TO BE DONE → Locate all lines with the word "title" and copy them out.

=== DATASET RECORDS ===

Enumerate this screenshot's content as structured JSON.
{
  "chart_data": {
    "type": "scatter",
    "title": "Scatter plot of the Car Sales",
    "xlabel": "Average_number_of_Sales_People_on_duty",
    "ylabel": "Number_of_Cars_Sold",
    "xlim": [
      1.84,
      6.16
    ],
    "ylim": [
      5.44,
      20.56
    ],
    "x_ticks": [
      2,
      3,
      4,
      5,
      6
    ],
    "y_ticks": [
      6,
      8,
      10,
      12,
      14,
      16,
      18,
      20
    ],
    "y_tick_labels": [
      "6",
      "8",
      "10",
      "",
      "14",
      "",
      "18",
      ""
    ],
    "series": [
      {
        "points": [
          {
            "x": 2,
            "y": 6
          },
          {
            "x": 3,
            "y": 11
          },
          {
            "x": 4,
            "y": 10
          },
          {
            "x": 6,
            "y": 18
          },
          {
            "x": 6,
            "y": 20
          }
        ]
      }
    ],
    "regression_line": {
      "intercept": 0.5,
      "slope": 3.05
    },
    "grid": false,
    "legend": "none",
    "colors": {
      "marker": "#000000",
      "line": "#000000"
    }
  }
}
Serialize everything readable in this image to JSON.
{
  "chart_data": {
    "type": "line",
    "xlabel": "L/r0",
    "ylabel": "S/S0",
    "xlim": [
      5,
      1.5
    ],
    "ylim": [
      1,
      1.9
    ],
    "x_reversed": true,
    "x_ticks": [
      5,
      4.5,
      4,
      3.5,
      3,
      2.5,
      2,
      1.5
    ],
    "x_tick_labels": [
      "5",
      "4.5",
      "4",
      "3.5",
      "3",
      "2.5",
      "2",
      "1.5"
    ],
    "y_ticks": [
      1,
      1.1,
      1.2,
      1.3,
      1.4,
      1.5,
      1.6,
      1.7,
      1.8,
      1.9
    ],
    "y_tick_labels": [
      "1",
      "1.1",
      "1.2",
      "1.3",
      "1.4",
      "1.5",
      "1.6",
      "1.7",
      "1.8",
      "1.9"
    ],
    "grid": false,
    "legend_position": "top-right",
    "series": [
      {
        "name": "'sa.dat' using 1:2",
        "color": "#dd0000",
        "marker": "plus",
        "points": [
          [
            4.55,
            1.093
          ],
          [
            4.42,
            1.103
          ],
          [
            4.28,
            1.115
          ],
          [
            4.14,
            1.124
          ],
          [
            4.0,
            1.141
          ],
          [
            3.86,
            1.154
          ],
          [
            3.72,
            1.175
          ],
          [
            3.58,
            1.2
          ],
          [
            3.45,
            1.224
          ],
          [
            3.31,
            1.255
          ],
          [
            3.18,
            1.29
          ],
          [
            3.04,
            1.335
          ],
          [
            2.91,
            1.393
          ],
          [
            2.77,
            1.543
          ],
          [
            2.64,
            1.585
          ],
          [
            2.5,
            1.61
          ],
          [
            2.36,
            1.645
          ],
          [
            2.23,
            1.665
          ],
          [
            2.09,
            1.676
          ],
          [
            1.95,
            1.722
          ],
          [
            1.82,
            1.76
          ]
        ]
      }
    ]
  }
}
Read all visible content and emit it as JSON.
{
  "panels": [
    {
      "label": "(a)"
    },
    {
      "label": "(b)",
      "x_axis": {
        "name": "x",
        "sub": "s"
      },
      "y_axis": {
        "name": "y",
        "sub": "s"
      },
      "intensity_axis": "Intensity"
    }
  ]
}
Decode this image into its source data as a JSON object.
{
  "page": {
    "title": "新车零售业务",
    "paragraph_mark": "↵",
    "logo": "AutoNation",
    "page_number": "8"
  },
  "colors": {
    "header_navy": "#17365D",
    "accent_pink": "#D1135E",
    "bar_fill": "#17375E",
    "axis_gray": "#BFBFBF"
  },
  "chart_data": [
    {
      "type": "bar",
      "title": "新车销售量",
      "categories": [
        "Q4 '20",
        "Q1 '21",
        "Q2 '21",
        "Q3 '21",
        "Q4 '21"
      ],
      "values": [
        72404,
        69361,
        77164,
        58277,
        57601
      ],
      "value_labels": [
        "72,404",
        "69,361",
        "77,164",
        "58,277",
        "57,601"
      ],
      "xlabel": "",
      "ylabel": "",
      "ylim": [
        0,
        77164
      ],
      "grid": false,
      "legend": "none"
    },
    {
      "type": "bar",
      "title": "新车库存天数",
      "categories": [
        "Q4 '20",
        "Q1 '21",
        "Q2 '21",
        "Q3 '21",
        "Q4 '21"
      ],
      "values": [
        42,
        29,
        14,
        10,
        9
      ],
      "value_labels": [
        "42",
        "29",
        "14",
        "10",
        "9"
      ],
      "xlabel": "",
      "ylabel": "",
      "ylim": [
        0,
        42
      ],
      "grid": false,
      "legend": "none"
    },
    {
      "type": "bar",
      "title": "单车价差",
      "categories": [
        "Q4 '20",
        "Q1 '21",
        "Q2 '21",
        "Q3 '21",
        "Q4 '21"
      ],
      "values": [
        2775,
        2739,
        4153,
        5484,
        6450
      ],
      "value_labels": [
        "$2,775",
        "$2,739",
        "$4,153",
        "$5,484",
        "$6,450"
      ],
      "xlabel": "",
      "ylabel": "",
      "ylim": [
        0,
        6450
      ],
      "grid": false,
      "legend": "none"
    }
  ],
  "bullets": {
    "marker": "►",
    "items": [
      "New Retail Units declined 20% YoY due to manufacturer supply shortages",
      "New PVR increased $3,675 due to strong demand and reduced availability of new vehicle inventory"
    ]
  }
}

===

EXERCISE RESULT →
    "title": "Scatter plot of the Car Sales",
    "title": "新车零售业务",
      "title": "新车销售量",
      "title": "新车库存天数",
      "title": "单车价差",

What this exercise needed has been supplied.